Task directions = Check each line of the listing below for the word "selecteren" and say how many lines have it. Nothing else should be written.
--- --- ---
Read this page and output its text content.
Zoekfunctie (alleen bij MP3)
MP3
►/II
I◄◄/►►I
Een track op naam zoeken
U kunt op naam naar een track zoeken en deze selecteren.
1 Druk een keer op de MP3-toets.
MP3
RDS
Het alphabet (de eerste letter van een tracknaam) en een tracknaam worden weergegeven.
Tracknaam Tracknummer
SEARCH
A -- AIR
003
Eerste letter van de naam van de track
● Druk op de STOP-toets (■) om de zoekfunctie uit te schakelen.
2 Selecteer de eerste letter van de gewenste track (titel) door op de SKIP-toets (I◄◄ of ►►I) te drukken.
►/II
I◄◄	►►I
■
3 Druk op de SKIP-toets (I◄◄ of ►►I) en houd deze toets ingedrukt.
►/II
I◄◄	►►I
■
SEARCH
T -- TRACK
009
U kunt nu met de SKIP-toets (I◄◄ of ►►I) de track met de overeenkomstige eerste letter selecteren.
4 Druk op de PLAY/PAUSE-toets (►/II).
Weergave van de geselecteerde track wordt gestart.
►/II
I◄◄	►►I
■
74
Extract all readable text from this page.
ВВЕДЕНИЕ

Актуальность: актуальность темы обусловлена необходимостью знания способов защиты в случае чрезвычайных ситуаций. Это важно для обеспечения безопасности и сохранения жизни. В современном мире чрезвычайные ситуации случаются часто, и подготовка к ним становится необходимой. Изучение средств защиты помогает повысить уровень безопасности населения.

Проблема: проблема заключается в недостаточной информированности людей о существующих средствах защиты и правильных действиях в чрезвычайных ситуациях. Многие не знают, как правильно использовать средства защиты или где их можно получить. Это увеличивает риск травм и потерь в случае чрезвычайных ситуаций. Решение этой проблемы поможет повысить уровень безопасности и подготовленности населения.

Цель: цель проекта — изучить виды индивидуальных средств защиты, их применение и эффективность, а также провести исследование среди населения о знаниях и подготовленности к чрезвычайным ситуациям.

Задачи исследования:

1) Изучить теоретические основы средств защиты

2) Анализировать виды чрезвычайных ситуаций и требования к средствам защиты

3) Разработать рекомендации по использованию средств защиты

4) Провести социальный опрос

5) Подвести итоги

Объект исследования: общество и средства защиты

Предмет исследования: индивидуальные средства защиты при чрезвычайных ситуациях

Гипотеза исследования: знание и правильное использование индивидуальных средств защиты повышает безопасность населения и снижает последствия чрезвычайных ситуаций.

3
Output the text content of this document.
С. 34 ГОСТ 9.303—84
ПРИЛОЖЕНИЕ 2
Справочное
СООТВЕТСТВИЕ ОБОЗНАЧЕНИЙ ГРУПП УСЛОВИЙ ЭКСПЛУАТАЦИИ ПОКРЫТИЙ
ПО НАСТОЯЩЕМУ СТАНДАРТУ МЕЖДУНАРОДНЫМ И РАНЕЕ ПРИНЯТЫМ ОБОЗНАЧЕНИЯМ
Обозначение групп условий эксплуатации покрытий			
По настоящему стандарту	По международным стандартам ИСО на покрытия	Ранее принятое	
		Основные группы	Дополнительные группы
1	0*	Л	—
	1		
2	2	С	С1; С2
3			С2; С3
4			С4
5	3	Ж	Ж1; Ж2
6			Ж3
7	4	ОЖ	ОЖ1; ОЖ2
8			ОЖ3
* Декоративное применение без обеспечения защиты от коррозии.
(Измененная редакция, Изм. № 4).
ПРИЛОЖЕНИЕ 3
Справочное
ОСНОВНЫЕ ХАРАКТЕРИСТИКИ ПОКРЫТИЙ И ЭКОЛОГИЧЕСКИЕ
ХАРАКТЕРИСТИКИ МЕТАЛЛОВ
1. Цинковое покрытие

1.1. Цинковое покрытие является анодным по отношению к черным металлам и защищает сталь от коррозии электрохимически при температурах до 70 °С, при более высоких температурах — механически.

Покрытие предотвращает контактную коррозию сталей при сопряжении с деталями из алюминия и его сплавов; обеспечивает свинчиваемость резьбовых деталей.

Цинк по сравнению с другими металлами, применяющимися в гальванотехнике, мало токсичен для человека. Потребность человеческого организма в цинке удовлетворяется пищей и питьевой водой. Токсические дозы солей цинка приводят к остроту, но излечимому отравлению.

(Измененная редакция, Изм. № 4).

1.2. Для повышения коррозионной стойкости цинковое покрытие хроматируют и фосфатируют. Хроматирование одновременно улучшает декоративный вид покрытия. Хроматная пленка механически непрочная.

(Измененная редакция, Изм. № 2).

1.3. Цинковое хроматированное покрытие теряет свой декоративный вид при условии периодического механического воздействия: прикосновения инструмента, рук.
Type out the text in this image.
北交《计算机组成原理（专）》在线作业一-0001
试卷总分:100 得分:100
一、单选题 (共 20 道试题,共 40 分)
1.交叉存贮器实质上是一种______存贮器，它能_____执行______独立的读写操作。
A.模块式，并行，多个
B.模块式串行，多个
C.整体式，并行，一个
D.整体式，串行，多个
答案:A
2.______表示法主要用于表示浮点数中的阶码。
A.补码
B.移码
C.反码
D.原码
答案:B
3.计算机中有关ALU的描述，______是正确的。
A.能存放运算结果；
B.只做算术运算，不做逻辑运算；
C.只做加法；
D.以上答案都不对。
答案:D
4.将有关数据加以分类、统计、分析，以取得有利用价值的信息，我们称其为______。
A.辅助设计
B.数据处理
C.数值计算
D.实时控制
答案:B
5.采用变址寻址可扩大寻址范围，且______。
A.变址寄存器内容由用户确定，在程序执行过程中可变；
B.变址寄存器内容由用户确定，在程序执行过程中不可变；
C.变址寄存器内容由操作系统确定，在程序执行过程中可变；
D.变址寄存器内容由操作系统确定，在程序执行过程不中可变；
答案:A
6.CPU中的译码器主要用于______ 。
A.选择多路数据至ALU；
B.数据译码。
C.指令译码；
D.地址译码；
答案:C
--- --- ---
Expected answer = 2